- _What you are asked to do_
Say how many lines contain "grid"; the answer is the number alone.

- _Data in this exercise_

·····

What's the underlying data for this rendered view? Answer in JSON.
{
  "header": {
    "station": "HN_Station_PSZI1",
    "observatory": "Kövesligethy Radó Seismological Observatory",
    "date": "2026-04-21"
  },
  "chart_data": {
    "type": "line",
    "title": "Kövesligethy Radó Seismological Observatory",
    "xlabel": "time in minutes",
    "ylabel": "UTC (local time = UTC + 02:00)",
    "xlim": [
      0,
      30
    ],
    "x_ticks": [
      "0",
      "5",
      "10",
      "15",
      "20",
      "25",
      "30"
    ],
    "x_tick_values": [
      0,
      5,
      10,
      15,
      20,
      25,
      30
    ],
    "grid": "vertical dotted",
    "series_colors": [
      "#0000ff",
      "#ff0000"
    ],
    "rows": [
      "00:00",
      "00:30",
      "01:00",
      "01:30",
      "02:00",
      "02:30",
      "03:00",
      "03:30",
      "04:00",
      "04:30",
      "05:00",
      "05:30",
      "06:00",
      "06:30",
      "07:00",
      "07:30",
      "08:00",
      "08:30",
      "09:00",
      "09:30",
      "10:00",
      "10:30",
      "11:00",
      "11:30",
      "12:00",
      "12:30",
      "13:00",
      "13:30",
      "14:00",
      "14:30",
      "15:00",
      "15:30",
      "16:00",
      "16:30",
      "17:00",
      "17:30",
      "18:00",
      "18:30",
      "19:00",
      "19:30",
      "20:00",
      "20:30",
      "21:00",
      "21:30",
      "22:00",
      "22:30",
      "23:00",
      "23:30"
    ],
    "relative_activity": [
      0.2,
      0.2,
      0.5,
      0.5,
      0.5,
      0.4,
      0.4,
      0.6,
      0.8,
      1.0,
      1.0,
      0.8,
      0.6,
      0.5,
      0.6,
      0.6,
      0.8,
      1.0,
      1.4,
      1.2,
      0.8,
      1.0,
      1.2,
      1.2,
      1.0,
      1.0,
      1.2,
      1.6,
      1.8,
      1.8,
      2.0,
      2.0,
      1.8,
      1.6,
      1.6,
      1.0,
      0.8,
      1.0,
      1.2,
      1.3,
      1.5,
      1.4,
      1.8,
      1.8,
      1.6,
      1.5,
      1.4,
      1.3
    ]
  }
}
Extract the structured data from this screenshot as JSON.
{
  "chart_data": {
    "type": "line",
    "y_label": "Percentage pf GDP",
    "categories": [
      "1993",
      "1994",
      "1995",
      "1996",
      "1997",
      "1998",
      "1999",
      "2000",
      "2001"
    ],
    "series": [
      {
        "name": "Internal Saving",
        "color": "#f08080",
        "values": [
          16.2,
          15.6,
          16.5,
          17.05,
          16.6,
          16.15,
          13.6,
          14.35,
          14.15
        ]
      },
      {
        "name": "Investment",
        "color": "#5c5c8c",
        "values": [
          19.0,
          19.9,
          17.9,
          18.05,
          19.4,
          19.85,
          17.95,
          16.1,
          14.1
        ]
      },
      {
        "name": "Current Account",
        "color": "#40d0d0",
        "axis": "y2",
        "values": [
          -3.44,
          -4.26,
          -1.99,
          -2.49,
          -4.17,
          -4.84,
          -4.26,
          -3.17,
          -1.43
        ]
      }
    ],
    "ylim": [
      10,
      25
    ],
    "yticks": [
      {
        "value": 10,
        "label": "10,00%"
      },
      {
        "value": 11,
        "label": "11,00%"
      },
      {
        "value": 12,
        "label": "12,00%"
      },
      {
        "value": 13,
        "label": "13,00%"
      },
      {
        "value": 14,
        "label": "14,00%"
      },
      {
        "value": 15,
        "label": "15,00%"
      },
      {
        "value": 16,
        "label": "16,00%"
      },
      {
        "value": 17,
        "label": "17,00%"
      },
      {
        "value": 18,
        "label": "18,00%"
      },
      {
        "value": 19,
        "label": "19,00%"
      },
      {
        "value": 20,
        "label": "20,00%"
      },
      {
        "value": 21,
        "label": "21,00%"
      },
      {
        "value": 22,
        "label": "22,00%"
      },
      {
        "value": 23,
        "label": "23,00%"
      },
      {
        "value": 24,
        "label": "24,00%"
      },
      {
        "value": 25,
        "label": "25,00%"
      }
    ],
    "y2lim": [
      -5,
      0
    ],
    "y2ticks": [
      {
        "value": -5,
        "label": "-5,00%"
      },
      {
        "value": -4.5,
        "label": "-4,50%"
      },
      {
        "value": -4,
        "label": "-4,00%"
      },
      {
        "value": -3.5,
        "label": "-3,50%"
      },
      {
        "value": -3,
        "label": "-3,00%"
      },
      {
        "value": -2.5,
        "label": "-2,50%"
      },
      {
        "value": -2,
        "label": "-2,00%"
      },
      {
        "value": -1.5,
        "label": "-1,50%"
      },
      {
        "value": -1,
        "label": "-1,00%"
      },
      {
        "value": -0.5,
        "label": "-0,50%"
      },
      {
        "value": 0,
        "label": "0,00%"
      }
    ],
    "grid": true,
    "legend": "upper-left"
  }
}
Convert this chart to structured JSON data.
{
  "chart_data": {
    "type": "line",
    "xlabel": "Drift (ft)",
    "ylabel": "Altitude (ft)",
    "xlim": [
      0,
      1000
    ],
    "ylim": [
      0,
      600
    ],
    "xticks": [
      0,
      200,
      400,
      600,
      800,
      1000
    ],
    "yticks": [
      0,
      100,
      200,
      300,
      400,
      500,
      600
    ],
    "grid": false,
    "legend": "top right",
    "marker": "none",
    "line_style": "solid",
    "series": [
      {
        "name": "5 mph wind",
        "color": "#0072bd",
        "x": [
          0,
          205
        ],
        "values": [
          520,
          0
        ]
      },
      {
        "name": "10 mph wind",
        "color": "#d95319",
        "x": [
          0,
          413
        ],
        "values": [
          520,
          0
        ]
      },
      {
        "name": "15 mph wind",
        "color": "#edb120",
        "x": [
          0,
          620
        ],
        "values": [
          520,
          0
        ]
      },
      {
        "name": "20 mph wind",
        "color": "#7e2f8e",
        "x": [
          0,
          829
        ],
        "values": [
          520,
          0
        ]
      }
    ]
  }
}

·····

- _Completed exercise_
3